Stated problem: Collect every line that includes the string "Metric".

Input material:
+ + + + + + +
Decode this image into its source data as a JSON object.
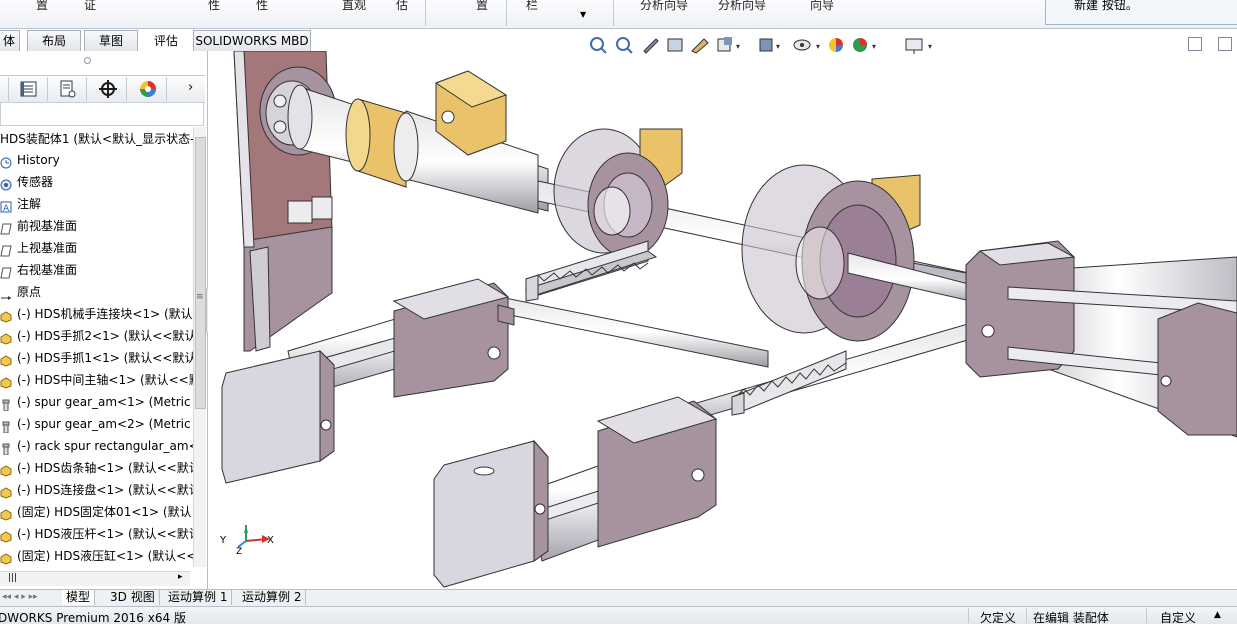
{
  "ribbon": {
    "groups": [
      "",
      "",
      "",
      "",
      "",
      "",
      "",
      "",
      "",
      "",
      "",
      ""
    ],
    "labels": [
      "置",
      "证",
      "性",
      "性",
      "直观",
      "估",
      "置",
      "栏",
      "分析向导",
      "分析向导",
      "向导"
    ],
    "tip_text": "新建  按钮。"
  },
  "command_tabs": [
    {
      "label": "体"
    },
    {
      "label": "布局"
    },
    {
      "label": "草图"
    },
    {
      "label": "评估"
    },
    {
      "label": "SOLIDWORKS MBD"
    }
  ],
  "tree": {
    "root": "HDS装配体1 (默认<默认_显示状态-",
    "items": [
      {
        "label": "History",
        "icon": "history-icon"
      },
      {
        "label": "传感器",
        "icon": "sensor-icon"
      },
      {
        "label": "注解",
        "icon": "annotation-icon"
      },
      {
        "label": "前视基准面",
        "icon": "plane-icon"
      },
      {
        "label": "上视基准面",
        "icon": "plane-icon"
      },
      {
        "label": "右视基准面",
        "icon": "plane-icon"
      },
      {
        "label": "原点",
        "icon": "origin-icon"
      },
      {
        "label": "(-) HDS机械手连接块<1> (默认",
        "icon": "part-icon"
      },
      {
        "label": "(-) HDS手抓2<1> (默认<<默认",
        "icon": "part-icon"
      },
      {
        "label": "(-) HDS手抓1<1> (默认<<默认",
        "icon": "part-icon"
      },
      {
        "label": "(-) HDS中间主轴<1> (默认<<默",
        "icon": "part-icon"
      },
      {
        "label": "(-) spur gear_am<1> (Metric -",
        "icon": "toolbox-icon"
      },
      {
        "label": "(-) spur gear_am<2> (Metric -",
        "icon": "toolbox-icon"
      },
      {
        "label": "(-) rack spur rectangular_am<",
        "icon": "toolbox-icon"
      },
      {
        "label": "(-) HDS齿条轴<1> (默认<<默认",
        "icon": "part-icon"
      },
      {
        "label": "(-) HDS连接盘<1> (默认<<默认",
        "icon": "part-icon"
      },
      {
        "label": "(固定) HDS固定体01<1> (默认<",
        "icon": "part-icon"
      },
      {
        "label": "(-) HDS液压杆<1> (默认<<默认",
        "icon": "part-icon"
      },
      {
        "label": "(固定) HDS液压缸<1> (默认<<",
        "icon": "part-icon"
      }
    ]
  },
  "bottom_tabs": [
    {
      "label": "模型"
    },
    {
      "label": "3D 视图"
    },
    {
      "label": "运动算例 1"
    },
    {
      "label": "运动算例 2"
    }
  ],
  "status": {
    "app": "DWORKS Premium 2016 x64 版",
    "underdefined": "欠定义",
    "editing": "在编辑 装配体",
    "custom": "自定义"
  },
  "triad": {
    "x": "X",
    "y": "Y",
    "z": "Z"
  },
  "colors": {
    "accent": "#2b5fa8",
    "cylinder_body": "#d9d6df",
    "plate_purple": "#9a7f96",
    "brass": "#e9c26a"
  }
}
+ + + + + + +
Solution for this task:
        "label": "(-) spur gear_am<1> (Metric -",
        "label": "(-) spur gear_am<2> (Metric -",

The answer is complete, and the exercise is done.